- [What you should do]
Find every line with the word "PRESSURE". Copy those lines.

[Data entries for graphics]
::::
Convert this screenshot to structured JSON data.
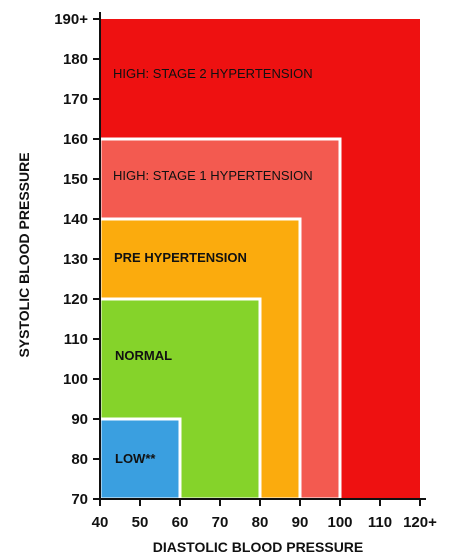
{
  "chart_data": {
    "type": "area",
    "title": "",
    "xlabel": "DIASTOLIC BLOOD PRESSURE",
    "ylabel": "SYSTOLIC BLOOD PRESSURE",
    "xlim": [
      40,
      120
    ],
    "ylim": [
      70,
      190
    ],
    "x_ticks": [
      "40",
      "50",
      "60",
      "70",
      "80",
      "90",
      "100",
      "110",
      "120+"
    ],
    "y_ticks": [
      "70",
      "80",
      "90",
      "100",
      "110",
      "120",
      "130",
      "140",
      "150",
      "160",
      "170",
      "180",
      "190+"
    ],
    "zones": [
      {
        "label": "HIGH: STAGE 2 HYPERTENSION",
        "x_max": 120,
        "y_max": 190,
        "color": "#ee1111"
      },
      {
        "label": "HIGH: STAGE 1 HYPERTENSION",
        "x_max": 100,
        "y_max": 160,
        "color": "#f35a50"
      },
      {
        "label": "PRE HYPERTENSION",
        "x_max": 90,
        "y_max": 140,
        "color": "#fbab0d"
      },
      {
        "label": "NORMAL",
        "x_max": 80,
        "y_max": 120,
        "color": "#85d32a"
      },
      {
        "label": "LOW**",
        "x_max": 60,
        "y_max": 90,
        "color": "#3a9fe0"
      }
    ],
    "grid": false,
    "legend": "none"
  }
}
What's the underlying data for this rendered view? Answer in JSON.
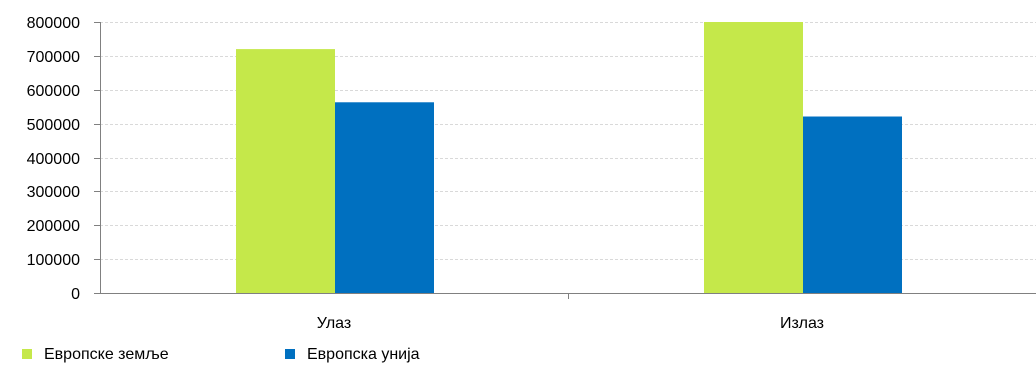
{
  "chart_data": {
    "type": "bar",
    "categories": [
      "Улаз",
      "Излаз"
    ],
    "series": [
      {
        "name": "Европске земље",
        "color": "#c5e84a",
        "values": [
          720000,
          800000
        ]
      },
      {
        "name": "Европска унија",
        "color": "#0070c0",
        "values": [
          563000,
          521000
        ]
      }
    ],
    "ylim": [
      0,
      800000
    ],
    "yticks": [
      0,
      100000,
      200000,
      300000,
      400000,
      500000,
      600000,
      700000,
      800000
    ],
    "ytick_labels": [
      "0",
      "100000",
      "200000",
      "300000",
      "400000",
      "500000",
      "600000",
      "700000",
      "800000"
    ],
    "grid": true,
    "grid_color": "#d9d9d9",
    "axis_color": "#808080",
    "legend_position": "bottom-left",
    "title": "",
    "xlabel": "",
    "ylabel": ""
  }
}
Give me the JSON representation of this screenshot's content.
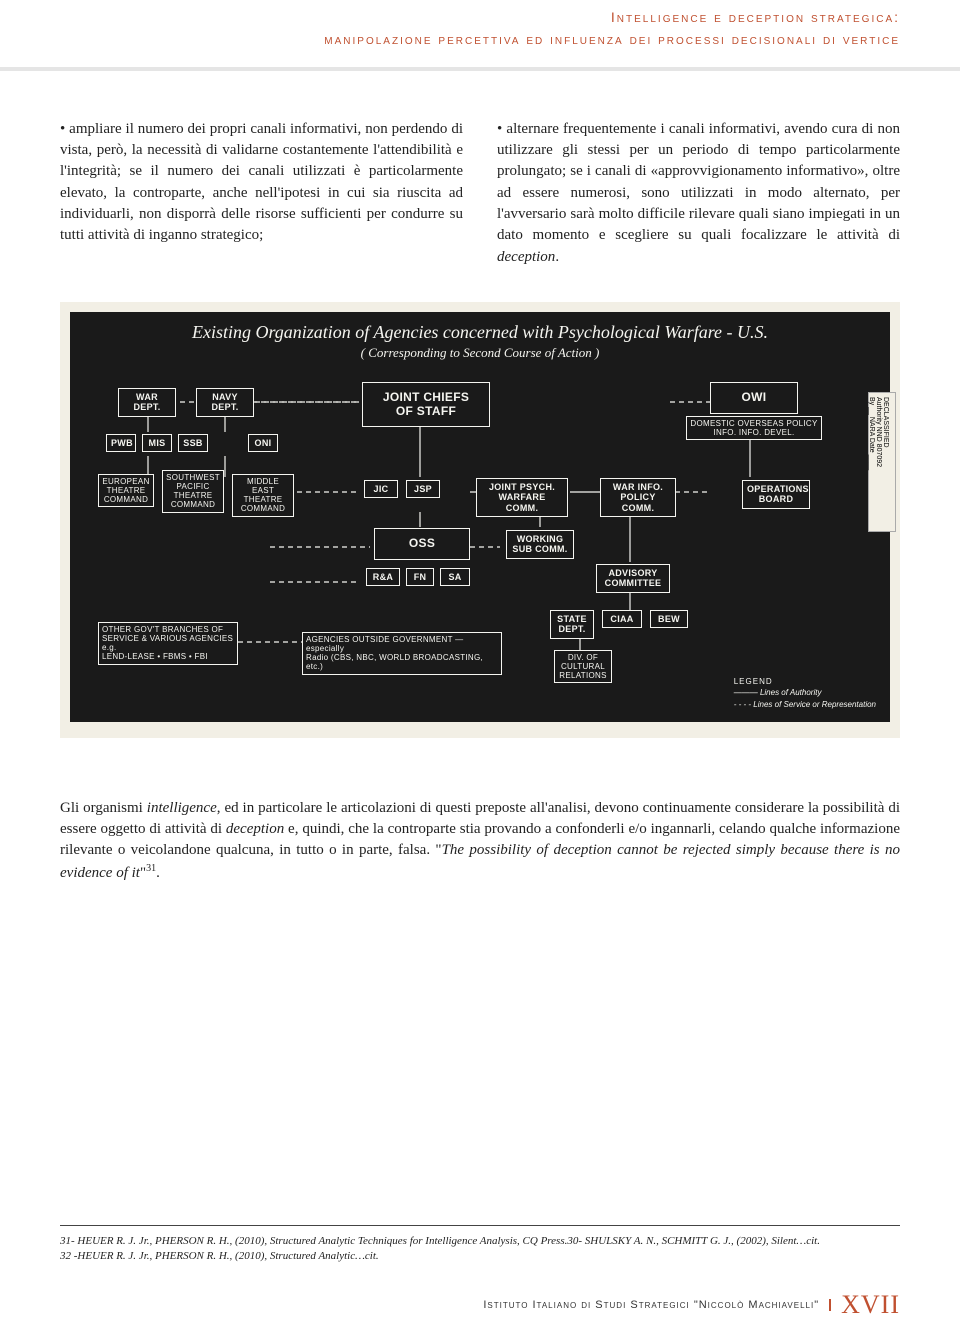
{
  "colors": {
    "accent": "#c05030",
    "text": "#222222",
    "diagram_bg": "#1a1a1a",
    "diagram_fg": "#f5f5f0",
    "paper": "#f2efe5"
  },
  "header": {
    "line1": "Intelligence e deception strategica:",
    "line2": "manipolazione percettiva ed influenza dei processi decisionali di vertice"
  },
  "body": {
    "col_left": "• ampliare il numero dei propri canali informativi, non perdendo di vista, però, la necessità di validarne costantemente l'attendibilità e l'integrità; se il numero dei canali utilizzati è particolarmente elevato, la controparte, anche nell'ipotesi in cui sia riuscita ad individuarli, non disporrà delle risorse sufficienti per condurre su tutti attività di inganno strategico;",
    "col_right_a": "• alternare frequentemente i canali informativi, avendo cura di non utilizzare gli stessi per un periodo di tempo particolarmente prolungato; se i canali di «approvvigionamento informativo», oltre ad essere numerosi, sono utilizzati in modo alternato, per l'avversario sarà molto difficile rilevare quali siano impiegati in un dato momento e scegliere su quali focalizzare le attività di ",
    "col_right_b": "deception",
    "col_right_c": "."
  },
  "figure": {
    "title": "Existing Organization of Agencies concerned with Psychological Warfare - U.S.",
    "subtitle": "( Corresponding to Second Course of Action )",
    "nodes": {
      "war_dept": "WAR\nDEPT.",
      "navy_dept": "NAVY\nDEPT.",
      "jcs": "JOINT CHIEFS\nOF STAFF",
      "owi": "OWI",
      "owi_sub": "DOMESTIC  OVERSEAS  POLICY\nINFO.        INFO.        DEVEL.",
      "pwb": "PWB",
      "mis": "MIS",
      "ssb": "SSB",
      "oni": "ONI",
      "etc": "EUROPEAN\nTHEATRE\nCOMMAND",
      "swp": "SOUTHWEST\nPACIFIC\nTHEATRE\nCOMMAND",
      "met": "MIDDLE EAST\nTHEATRE\nCOMMAND",
      "jic": "JIC",
      "jsp": "JSP",
      "jpwc": "JOINT PSYCH.\nWARFARE COMM.",
      "wipc": "WAR INFO.\nPOLICY COMM.",
      "opboard": "OPERATIONS\nBOARD",
      "oss": "OSS",
      "wsc": "WORKING\nSUB COMM.",
      "rea": "R&A",
      "fn": "FN",
      "sa": "SA",
      "adv": "ADVISORY\nCOMMITTEE",
      "state": "STATE\nDEPT.",
      "ciaa": "CIAA",
      "bew": "BEW",
      "divcult": "DIV. OF\nCULTURAL\nRELATIONS",
      "other": "OTHER GOV'T BRANCHES OF\nSERVICE & VARIOUS AGENCIES\ne.g.\nLEND-LEASE • FBMS • FBI",
      "agencies_out": "AGENCIES OUTSIDE GOVERNMENT — especially\nRadio (CBS, NBC, WORLD BROADCASTING, etc.)"
    },
    "legend": {
      "title": "LEGEND",
      "line1": "———  Lines of Authority",
      "line2": "- - - -  Lines of Service or Representation"
    },
    "tab": "DECLASSIFIED\nAuthority NND 807092\nBy __ NARA Date ____"
  },
  "below": {
    "a": "Gli organismi ",
    "b": "intelligence",
    "c": ", ed in particolare le articolazioni di questi preposte all'analisi, devono continuamente considerare la possibilità di essere oggetto di attività di ",
    "d": "deception",
    "e": " e, quindi, che la controparte stia provando a confonderli e/o ingannarli, celando qualche informazione rilevante o veicolandone qualcuna, in tutto o in parte, falsa. \"",
    "f": "The possibility of deception cannot be rejected simply because there is no evidence of it",
    "g": "\"",
    "sup": "31",
    "h": "."
  },
  "footnotes": {
    "n31": "31- HEUER R. J. Jr., PHERSON R. H., (2010), Structured Analytic Techniques for Intelligence Analysis, CQ Press.30- SHULSKY A. N., SCHMITT G. J., (2002), Silent…cit.",
    "n32": "32 -HEUER R. J. Jr., PHERSON R. H., (2010), Structured Analytic…cit."
  },
  "footer": {
    "institute": "Istituto Italiano di Studi Strategici \"Niccolò Machiavelli\"",
    "page": "XVII"
  }
}
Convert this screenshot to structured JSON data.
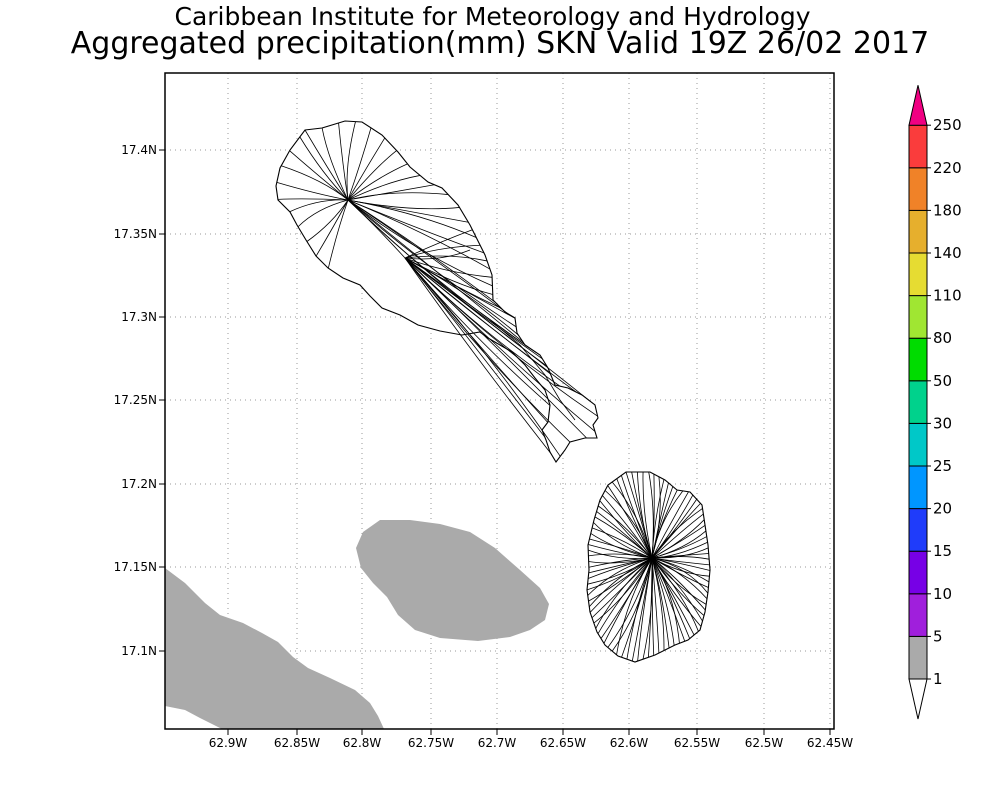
{
  "header": {
    "title_line1": "Caribbean Institute for Meteorology and Hydrology",
    "title_line2": "Aggregated precipitation(mm) SKN Valid 19Z 26/02 2017"
  },
  "map": {
    "lat_labels": [
      "17.4N",
      "17.35N",
      "17.3N",
      "17.25N",
      "17.2N",
      "17.15N",
      "17.1N"
    ],
    "lon_labels": [
      "62.9W",
      "62.85W",
      "62.8W",
      "62.75W",
      "62.7W",
      "62.65W",
      "62.6W",
      "62.55W",
      "62.5W",
      "62.45W"
    ],
    "grid": "dotted",
    "precip_fill_color": "#aaaaaa"
  },
  "legend": {
    "levels": [
      "1",
      "5",
      "10",
      "15",
      "20",
      "25",
      "30",
      "50",
      "80",
      "110",
      "140",
      "180",
      "220",
      "250"
    ],
    "colors": [
      "#aaaaaa",
      "#a01fdc",
      "#7700e6",
      "#1f3cfa",
      "#0096ff",
      "#00c8c8",
      "#00d28c",
      "#00dc00",
      "#a0e632",
      "#e6dc32",
      "#e6af2d",
      "#f08228",
      "#fa3c3c",
      "#f00082"
    ]
  }
}
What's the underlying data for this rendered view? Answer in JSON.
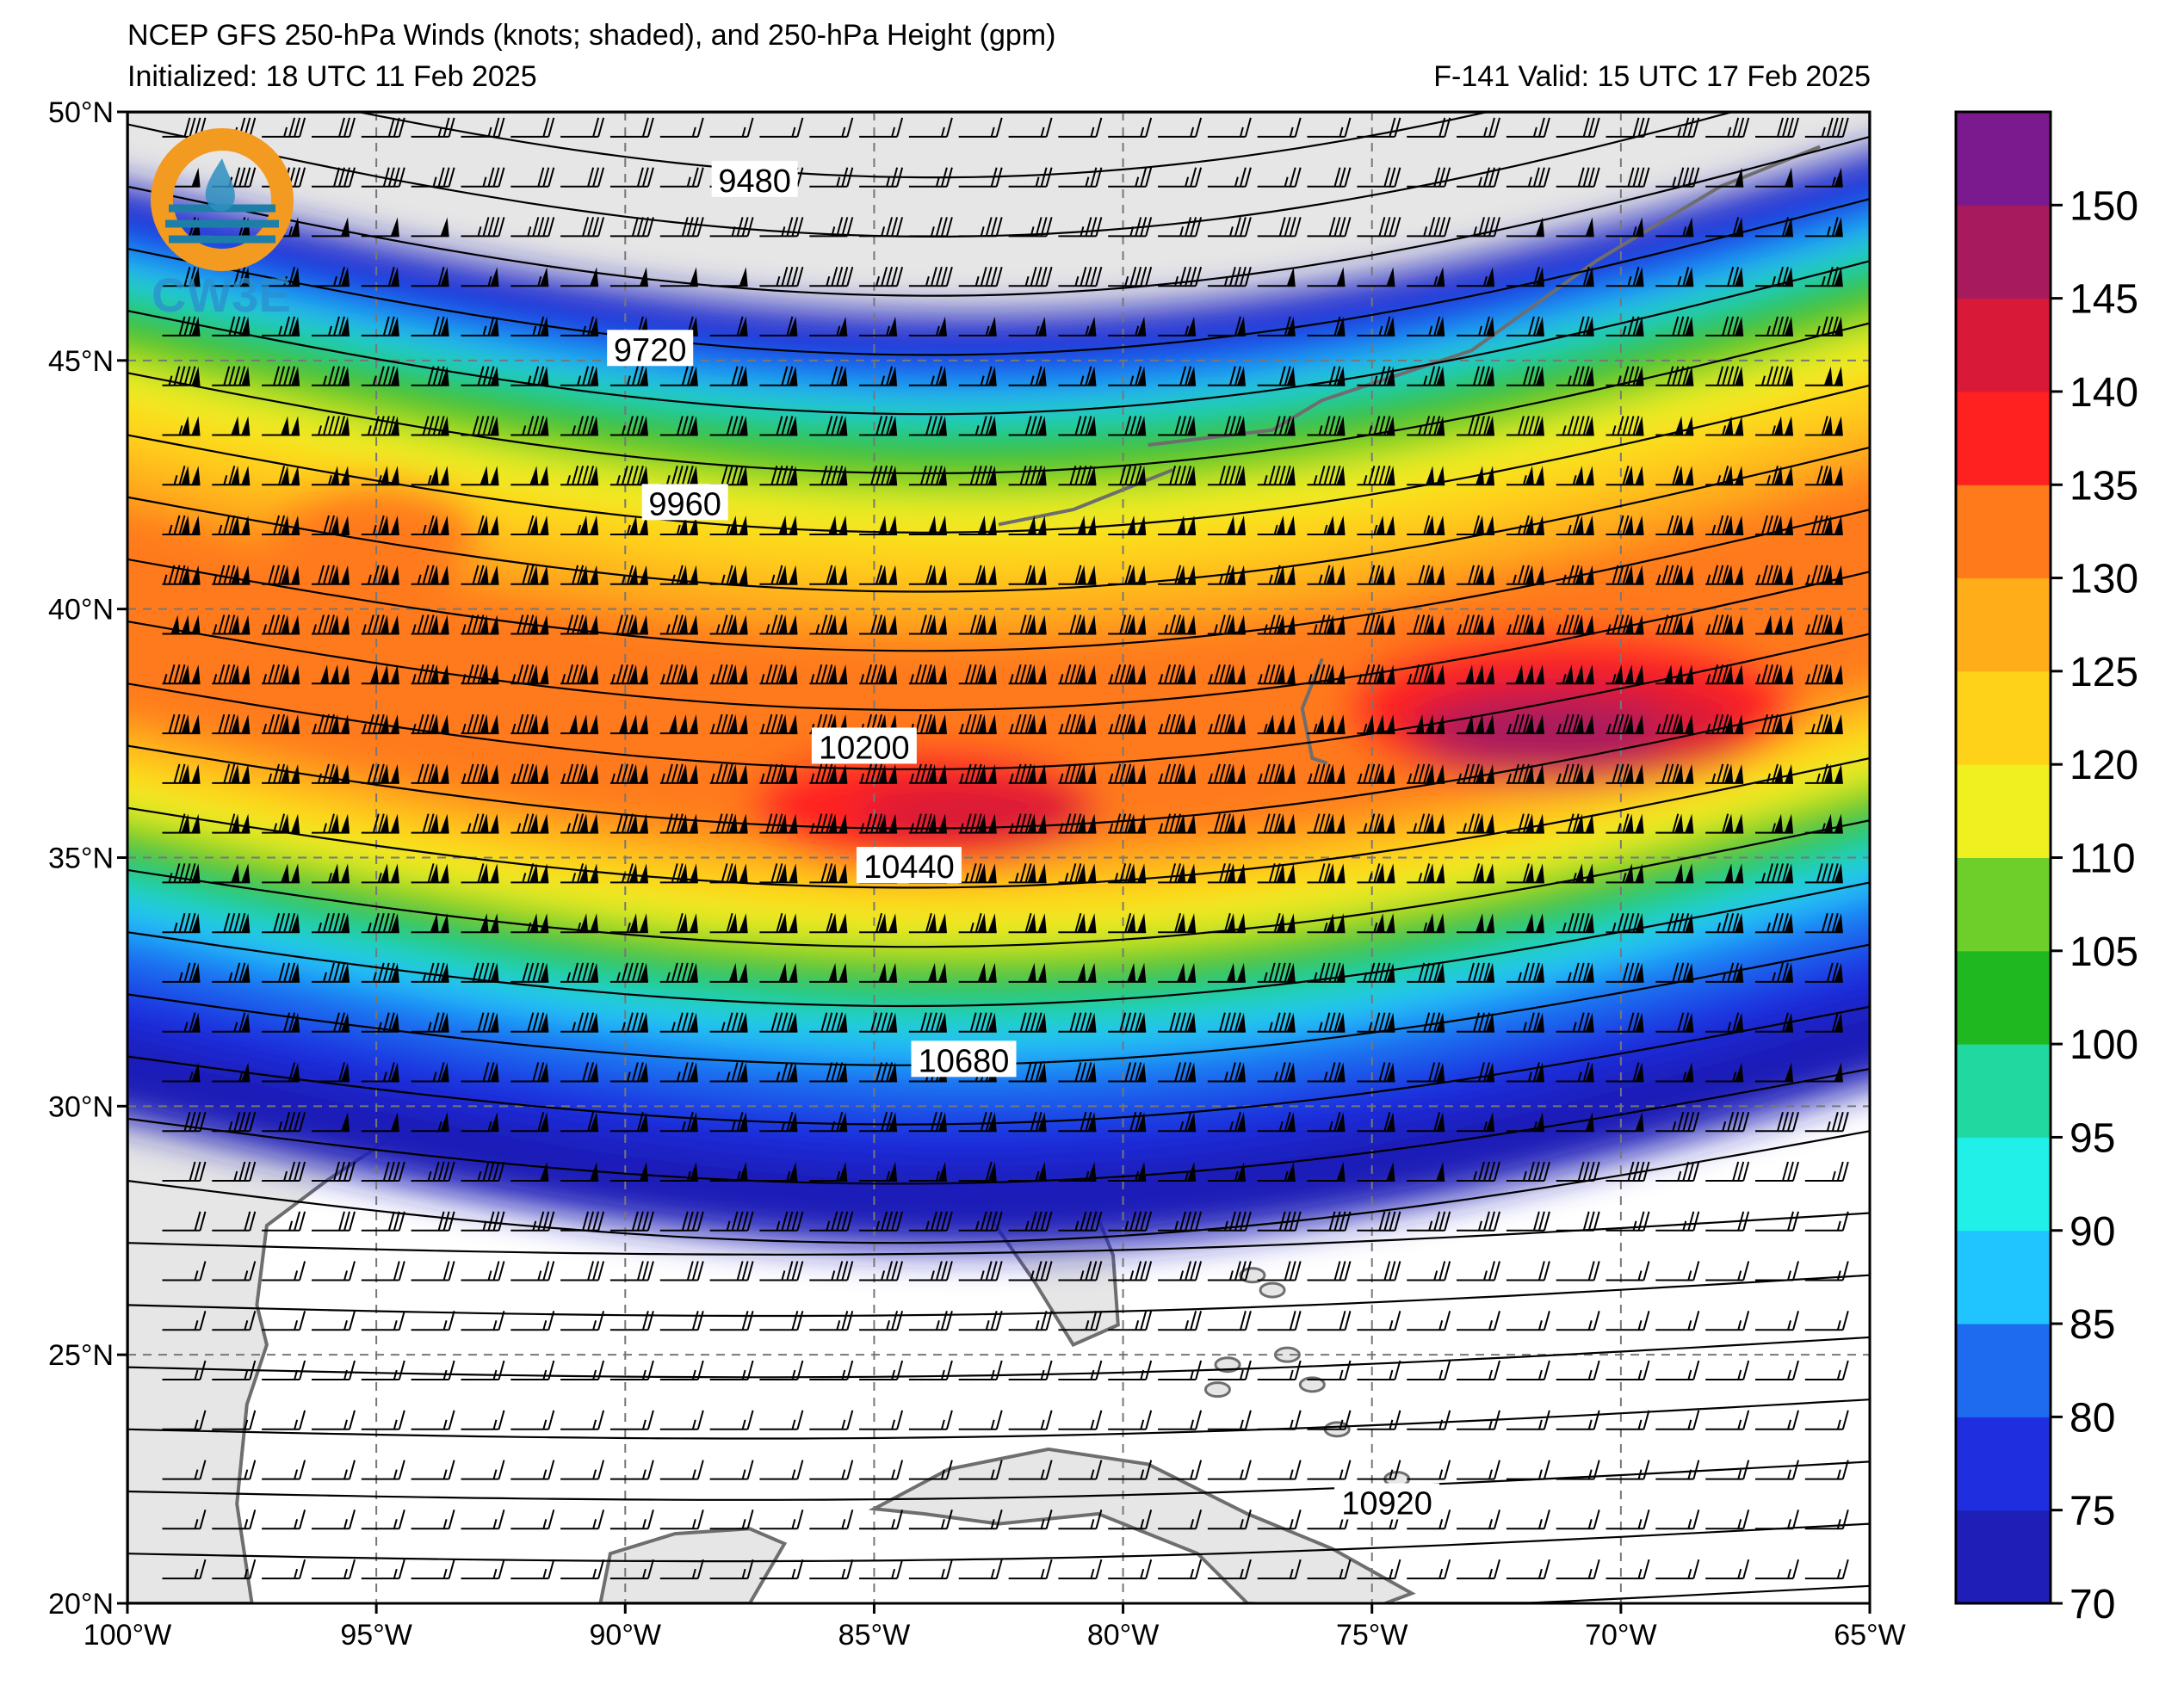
{
  "header": {
    "title_line1": "NCEP GFS 250-hPa Winds (knots; shaded), and 250-hPa Height (gpm)",
    "title_line2_left": "Initialized: 18 UTC 11 Feb 2025",
    "title_line2_right": "F-141  Valid: 15 UTC 17 Feb 2025"
  },
  "logo": {
    "text": "CW3E",
    "icon": "cw3e-logo-icon"
  },
  "map": {
    "extent": {
      "lon_min": -100,
      "lon_max": -65,
      "lat_min": 20,
      "lat_max": 50
    },
    "lat_labels": [
      "50°N",
      "45°N",
      "40°N",
      "35°N",
      "30°N",
      "25°N",
      "20°N"
    ],
    "lon_labels": [
      "100°W",
      "95°W",
      "90°W",
      "85°W",
      "80°W",
      "75°W",
      "70°W",
      "65°W"
    ],
    "height_contours": [
      {
        "value": "9480",
        "label_lon": -87.4,
        "label_lat": 48.6
      },
      {
        "value": "9720",
        "label_lon": -89.5,
        "label_lat": 45.2
      },
      {
        "value": "9960",
        "label_lon": -88.8,
        "label_lat": 42.1
      },
      {
        "value": "10200",
        "label_lon": -85.2,
        "label_lat": 37.2
      },
      {
        "value": "10440",
        "label_lon": -84.3,
        "label_lat": 34.8
      },
      {
        "value": "10680",
        "label_lon": -83.2,
        "label_lat": 30.9
      },
      {
        "value": "10920",
        "label_lon": -74.7,
        "label_lat": 22.0
      }
    ]
  },
  "colorbar": {
    "ticks": [
      "70",
      "75",
      "80",
      "85",
      "90",
      "95",
      "100",
      "105",
      "110",
      "120",
      "125",
      "130",
      "135",
      "140",
      "145",
      "150"
    ],
    "colors": [
      "#1f1fb8",
      "#1f2fe0",
      "#1e6bf0",
      "#20c4ff",
      "#20f0e8",
      "#20d8a0",
      "#20b820",
      "#6ecf2a",
      "#f0f020",
      "#ffd21a",
      "#ffae1a",
      "#ff7a1a",
      "#ff2020",
      "#d81a38",
      "#a81a5e",
      "#7a1a8e"
    ]
  },
  "chart_data": {
    "type": "heatmap",
    "variable": "250-hPa wind speed (knots)",
    "jet_core": {
      "max_knots": 150,
      "region": "Mid-Atlantic coast ~37°N 72°W"
    },
    "contour_field": "250-hPa Height (gpm)",
    "contour_levels": [
      9480,
      9720,
      9960,
      10200,
      10440,
      10680,
      10920
    ]
  }
}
::::
- [Complete output]
    "xlabel": "DIASTOLIC BLOOD PRESSURE",
    "ylabel": "SYSTOLIC BLOOD PRESSURE",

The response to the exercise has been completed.